TASK DIRECTIONS> Arrange the lines below as a numbered list, leaving out any blank lines.

GIVEN RECORDS>
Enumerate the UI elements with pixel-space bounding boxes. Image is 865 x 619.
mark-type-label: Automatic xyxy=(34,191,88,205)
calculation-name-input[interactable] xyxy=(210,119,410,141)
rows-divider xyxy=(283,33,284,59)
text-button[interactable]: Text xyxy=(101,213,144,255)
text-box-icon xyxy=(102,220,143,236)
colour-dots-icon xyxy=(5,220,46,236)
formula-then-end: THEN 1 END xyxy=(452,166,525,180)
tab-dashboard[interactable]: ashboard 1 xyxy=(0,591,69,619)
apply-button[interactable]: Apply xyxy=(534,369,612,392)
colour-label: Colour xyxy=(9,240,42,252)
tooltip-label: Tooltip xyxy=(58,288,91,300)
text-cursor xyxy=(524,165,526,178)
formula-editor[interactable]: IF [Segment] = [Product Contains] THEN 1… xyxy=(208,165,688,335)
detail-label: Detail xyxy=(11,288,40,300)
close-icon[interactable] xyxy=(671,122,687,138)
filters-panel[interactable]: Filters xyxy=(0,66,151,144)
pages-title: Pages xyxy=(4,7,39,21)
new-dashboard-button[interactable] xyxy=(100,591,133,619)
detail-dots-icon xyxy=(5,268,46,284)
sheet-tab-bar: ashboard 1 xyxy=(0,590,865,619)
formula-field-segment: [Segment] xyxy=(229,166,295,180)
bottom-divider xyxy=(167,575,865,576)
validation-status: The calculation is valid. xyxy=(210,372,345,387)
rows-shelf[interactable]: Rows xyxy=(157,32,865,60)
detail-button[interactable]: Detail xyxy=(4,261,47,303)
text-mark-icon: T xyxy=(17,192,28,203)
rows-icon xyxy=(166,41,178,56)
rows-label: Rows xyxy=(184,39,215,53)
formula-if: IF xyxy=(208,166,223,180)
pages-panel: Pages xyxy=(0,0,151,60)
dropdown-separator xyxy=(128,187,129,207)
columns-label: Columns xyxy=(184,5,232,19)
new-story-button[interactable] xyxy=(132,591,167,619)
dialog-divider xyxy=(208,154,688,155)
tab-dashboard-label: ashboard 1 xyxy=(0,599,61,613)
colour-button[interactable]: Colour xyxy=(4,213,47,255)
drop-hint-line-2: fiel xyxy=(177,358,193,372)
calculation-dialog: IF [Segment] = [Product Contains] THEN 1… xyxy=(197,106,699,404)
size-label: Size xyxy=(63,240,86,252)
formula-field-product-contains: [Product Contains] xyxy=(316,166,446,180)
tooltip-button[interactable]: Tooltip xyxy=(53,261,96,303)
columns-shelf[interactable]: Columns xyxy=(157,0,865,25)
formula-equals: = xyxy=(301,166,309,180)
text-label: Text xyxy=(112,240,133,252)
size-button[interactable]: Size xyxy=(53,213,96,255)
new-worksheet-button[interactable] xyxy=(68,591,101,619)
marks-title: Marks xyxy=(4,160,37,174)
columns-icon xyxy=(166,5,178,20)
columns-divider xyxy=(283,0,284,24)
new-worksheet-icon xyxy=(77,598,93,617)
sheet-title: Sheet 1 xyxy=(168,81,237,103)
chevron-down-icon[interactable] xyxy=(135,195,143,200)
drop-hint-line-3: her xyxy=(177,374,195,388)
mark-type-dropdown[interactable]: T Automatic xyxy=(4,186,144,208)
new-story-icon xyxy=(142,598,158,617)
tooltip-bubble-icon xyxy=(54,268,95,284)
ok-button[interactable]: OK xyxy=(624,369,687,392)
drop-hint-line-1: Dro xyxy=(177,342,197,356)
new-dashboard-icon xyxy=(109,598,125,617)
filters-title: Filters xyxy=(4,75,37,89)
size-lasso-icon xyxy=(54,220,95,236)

ANSWER>
1. Enumerate the UI elements with pixel-space bounding boxes. Image is 865 x 619.
2. mark-type-label: Automatic xyxy=(34,191,88,205)
3. calculation-name-input[interactable] xyxy=(210,119,410,141)
4. rows-divider xyxy=(283,33,284,59)
5. text-button[interactable]: Text xyxy=(101,213,144,255)
6. text-box-icon xyxy=(102,220,143,236)
7. colour-dots-icon xyxy=(5,220,46,236)
8. formula-then-end: THEN 1 END xyxy=(452,166,525,180)
9. tab-dashboard[interactable]: ashboard 1 xyxy=(0,591,69,619)
10. apply-button[interactable]: Apply xyxy=(534,369,612,392)
11. colour-label: Colour xyxy=(9,240,42,252)
12. tooltip-label: Tooltip xyxy=(58,288,91,300)
13. text-cursor xyxy=(524,165,526,178)
14. formula-editor[interactable]: IF [Segment] = [Product Contains] THEN 1… xyxy=(208,165,688,335)
15. detail-label: Detail xyxy=(11,288,40,300)
16. close-icon[interactable] xyxy=(671,122,687,138)
17. filters-panel[interactable]: Filters xyxy=(0,66,151,144)
18. pages-title: Pages xyxy=(4,7,39,21)
19. new-dashboard-button[interactable] xyxy=(100,591,133,619)
20. detail-dots-icon xyxy=(5,268,46,284)
21. sheet-tab-bar: ashboard 1 xyxy=(0,590,865,619)
22. formula-field-segment: [Segment] xyxy=(229,166,295,180)
23. bottom-divider xyxy=(167,575,865,576)
24. validation-status: The calculation is valid. xyxy=(210,372,345,387)
25. rows-shelf[interactable]: Rows xyxy=(157,32,865,60)
26. detail-button[interactable]: Detail xyxy=(4,261,47,303)
27. text-mark-icon: T xyxy=(17,192,28,203)
28. rows-icon xyxy=(166,41,178,56)
29. rows-label: Rows xyxy=(184,39,215,53)
30. formula-if: IF xyxy=(208,166,223,180)
31. pages-panel: Pages xyxy=(0,0,151,60)
32. dropdown-separator xyxy=(128,187,129,207)
33. columns-label: Columns xyxy=(184,5,232,19)
34. new-story-button[interactable] xyxy=(132,591,167,619)
35. dialog-divider xyxy=(208,154,688,155)
36. tab-dashboard-label: ashboard 1 xyxy=(0,599,61,613)
37. colour-button[interactable]: Colour xyxy=(4,213,47,255)
38. drop-hint-line-2: fiel xyxy=(177,358,193,372)
39. calculation-dialog: IF [Segment] = [Product Contains] THEN 1… xyxy=(197,106,699,404)
40. size-label: Size xyxy=(63,240,86,252)
41. formula-field-product-contains: [Product Contains] xyxy=(316,166,446,180)
42. tooltip-button[interactable]: Tooltip xyxy=(53,261,96,303)
43. columns-shelf[interactable]: Columns xyxy=(157,0,865,25)
44. formula-equals: = xyxy=(301,166,309,180)
45. text-label: Text xyxy=(112,240,133,252)
46. size-button[interactable]: Size xyxy=(53,213,96,255)
47. new-worksheet-button[interactable] xyxy=(68,591,101,619)
48. marks-title: Marks xyxy=(4,160,37,174)
49. columns-icon xyxy=(166,5,178,20)
50. columns-divider xyxy=(283,0,284,24)
51. new-worksheet-icon xyxy=(77,598,93,617)
52. sheet-title: Sheet 1 xyxy=(168,81,237,103)
53. chevron-down-icon[interactable] xyxy=(135,195,143,200)
54. drop-hint-line-3: her xyxy=(177,374,195,388)
55. mark-type-dropdown[interactable]: T Automatic xyxy=(4,186,144,208)
56. new-story-icon xyxy=(142,598,158,617)
57. tooltip-bubble-icon xyxy=(54,268,95,284)
58. ok-button[interactable]: OK xyxy=(624,369,687,392)
59. drop-hint-line-1: Dro xyxy=(177,342,197,356)
60. new-dashboard-icon xyxy=(109,598,125,617)
61. filters-title: Filters xyxy=(4,75,37,89)
62. size-lasso-icon xyxy=(54,220,95,236)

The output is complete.